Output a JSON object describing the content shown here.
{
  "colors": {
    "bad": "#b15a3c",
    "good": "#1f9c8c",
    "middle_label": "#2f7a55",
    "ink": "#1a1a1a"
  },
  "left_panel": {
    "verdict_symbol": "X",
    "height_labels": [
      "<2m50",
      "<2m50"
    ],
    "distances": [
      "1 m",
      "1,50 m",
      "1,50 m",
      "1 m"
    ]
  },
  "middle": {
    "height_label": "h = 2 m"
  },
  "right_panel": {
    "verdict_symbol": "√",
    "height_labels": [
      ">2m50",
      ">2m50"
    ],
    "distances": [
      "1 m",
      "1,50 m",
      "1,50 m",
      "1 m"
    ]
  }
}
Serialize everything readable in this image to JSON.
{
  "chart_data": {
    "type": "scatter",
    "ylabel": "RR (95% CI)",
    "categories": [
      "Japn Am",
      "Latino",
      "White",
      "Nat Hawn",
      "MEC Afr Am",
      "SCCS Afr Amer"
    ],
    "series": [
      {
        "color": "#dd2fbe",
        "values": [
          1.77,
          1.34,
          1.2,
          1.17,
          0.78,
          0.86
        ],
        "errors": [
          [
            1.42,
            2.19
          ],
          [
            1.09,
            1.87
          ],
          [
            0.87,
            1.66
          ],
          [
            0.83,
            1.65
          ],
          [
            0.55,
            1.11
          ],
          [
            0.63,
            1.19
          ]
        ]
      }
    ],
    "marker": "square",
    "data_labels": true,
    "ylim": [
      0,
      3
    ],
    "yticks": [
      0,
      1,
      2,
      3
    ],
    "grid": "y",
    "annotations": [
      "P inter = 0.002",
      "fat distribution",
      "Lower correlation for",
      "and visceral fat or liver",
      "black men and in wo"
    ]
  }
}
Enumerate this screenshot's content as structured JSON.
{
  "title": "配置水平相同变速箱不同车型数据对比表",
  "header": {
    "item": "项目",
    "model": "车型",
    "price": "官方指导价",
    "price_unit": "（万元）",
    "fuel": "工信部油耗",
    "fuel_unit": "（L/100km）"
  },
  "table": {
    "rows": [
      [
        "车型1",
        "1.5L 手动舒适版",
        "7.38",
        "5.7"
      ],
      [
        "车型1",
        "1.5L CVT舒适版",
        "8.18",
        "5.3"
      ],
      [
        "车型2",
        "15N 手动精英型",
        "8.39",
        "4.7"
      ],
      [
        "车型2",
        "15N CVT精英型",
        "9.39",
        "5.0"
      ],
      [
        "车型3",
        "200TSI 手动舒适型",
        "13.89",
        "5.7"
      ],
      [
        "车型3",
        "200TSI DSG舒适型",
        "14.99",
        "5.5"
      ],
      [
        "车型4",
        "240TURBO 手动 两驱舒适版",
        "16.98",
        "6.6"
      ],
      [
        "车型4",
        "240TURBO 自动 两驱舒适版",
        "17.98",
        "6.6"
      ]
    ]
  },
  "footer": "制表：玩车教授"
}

**Stated task**
Pull every line containing "两驱舒适版" from the material above.

**Worked answer**
        "240TURBO 手动 两驱舒适版",
        "240TURBO 自动 两驱舒适版",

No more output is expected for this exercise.